(Records from a data collection)
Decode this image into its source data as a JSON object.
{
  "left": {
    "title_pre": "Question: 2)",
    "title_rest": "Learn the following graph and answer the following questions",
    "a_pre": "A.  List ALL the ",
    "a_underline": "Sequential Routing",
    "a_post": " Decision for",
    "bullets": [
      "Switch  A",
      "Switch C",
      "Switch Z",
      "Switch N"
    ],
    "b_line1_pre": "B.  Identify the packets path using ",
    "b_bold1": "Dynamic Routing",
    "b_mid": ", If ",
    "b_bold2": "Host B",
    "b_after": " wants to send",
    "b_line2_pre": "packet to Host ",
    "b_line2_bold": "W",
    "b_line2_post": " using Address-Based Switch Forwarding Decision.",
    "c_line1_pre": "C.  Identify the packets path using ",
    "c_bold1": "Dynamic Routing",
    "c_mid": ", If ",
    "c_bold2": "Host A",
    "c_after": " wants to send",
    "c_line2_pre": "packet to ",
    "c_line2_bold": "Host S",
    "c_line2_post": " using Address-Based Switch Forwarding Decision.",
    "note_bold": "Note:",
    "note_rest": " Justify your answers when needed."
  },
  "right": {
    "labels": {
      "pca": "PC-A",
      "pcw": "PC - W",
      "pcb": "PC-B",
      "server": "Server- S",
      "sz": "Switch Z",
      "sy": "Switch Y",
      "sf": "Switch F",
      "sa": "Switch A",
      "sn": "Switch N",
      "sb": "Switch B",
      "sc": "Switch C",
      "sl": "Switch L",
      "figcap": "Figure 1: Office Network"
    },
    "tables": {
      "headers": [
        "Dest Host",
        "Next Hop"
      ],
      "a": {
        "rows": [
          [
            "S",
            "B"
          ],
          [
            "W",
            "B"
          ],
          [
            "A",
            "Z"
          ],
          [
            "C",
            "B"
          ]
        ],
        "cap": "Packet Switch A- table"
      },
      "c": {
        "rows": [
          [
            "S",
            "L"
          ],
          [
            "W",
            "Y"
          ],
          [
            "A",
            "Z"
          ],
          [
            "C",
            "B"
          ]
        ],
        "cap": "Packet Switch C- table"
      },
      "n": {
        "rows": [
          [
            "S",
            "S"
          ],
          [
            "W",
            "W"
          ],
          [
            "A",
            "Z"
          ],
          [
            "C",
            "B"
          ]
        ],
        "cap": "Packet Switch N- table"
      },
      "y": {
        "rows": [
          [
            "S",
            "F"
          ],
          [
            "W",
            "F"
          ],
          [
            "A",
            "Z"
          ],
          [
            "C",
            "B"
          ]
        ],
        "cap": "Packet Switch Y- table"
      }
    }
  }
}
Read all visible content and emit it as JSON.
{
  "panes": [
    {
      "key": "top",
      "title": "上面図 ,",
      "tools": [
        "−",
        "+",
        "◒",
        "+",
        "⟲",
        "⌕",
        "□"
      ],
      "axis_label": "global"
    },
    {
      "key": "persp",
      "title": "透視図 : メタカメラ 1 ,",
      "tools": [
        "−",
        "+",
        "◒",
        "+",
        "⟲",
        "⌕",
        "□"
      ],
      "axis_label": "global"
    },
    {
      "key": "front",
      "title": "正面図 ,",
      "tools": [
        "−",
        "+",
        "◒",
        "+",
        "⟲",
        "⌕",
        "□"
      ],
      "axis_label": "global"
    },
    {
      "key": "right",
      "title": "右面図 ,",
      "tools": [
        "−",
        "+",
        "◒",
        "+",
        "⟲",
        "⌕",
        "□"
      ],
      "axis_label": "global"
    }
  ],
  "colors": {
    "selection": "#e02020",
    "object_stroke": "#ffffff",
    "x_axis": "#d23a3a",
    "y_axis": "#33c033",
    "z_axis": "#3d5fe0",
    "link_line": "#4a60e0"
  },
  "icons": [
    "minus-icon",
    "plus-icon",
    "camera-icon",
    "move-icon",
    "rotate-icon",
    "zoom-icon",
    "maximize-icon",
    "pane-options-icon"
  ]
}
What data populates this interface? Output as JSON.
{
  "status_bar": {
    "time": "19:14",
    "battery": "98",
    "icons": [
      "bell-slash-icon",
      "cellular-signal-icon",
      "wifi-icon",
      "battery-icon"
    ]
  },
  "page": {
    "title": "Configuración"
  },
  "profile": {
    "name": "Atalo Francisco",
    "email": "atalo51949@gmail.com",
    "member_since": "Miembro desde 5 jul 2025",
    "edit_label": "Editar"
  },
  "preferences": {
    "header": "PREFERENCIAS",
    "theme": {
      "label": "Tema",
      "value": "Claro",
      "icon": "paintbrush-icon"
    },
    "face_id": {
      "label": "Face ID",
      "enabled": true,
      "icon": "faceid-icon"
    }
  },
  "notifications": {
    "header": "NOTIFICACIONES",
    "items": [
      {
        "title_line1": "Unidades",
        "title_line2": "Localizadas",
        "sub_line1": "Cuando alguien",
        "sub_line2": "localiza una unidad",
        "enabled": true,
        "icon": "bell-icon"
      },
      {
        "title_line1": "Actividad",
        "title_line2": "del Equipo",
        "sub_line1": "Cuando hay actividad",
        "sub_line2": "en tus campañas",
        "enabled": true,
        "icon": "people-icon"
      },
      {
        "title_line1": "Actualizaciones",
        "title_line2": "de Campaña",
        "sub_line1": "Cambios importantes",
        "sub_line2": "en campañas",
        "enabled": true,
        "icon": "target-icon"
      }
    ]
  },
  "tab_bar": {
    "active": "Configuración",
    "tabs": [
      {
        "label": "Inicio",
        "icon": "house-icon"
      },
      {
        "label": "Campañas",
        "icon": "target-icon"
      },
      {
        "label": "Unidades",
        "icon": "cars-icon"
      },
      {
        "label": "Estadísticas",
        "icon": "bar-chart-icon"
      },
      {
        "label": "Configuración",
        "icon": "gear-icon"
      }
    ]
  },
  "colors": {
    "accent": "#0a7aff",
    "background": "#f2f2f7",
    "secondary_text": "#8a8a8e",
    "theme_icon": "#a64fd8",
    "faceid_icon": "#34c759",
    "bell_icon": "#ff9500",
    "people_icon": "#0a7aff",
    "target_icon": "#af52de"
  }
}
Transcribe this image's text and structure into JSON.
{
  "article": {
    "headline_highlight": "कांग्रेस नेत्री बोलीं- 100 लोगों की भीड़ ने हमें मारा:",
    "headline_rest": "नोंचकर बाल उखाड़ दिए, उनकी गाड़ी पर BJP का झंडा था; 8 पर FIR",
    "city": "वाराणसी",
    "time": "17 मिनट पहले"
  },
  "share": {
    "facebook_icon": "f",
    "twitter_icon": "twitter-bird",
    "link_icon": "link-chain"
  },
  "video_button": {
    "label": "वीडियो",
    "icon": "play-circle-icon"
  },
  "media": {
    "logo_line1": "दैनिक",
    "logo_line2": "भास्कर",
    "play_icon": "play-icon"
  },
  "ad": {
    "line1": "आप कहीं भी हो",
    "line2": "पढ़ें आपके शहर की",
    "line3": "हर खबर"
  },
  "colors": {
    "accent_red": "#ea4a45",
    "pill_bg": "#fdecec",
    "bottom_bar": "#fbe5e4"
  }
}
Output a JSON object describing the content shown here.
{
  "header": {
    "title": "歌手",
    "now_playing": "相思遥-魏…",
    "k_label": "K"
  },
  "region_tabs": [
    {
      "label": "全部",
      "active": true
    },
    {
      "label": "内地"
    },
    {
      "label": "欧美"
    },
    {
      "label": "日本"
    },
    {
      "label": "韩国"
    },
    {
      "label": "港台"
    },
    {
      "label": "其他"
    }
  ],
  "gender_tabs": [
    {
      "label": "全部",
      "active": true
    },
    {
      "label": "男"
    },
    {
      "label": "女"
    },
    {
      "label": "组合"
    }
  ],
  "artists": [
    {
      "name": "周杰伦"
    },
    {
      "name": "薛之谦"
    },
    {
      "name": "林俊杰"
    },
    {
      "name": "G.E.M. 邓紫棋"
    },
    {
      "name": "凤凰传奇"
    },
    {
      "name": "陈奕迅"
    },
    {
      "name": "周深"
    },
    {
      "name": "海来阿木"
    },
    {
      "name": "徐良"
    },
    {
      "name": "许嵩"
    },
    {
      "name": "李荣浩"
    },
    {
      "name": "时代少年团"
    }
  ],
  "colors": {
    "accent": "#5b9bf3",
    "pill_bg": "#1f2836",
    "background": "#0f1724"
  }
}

• **AIM**: State, as a number only, how many lines in the entries include "Based".

• **ANSWER**: 2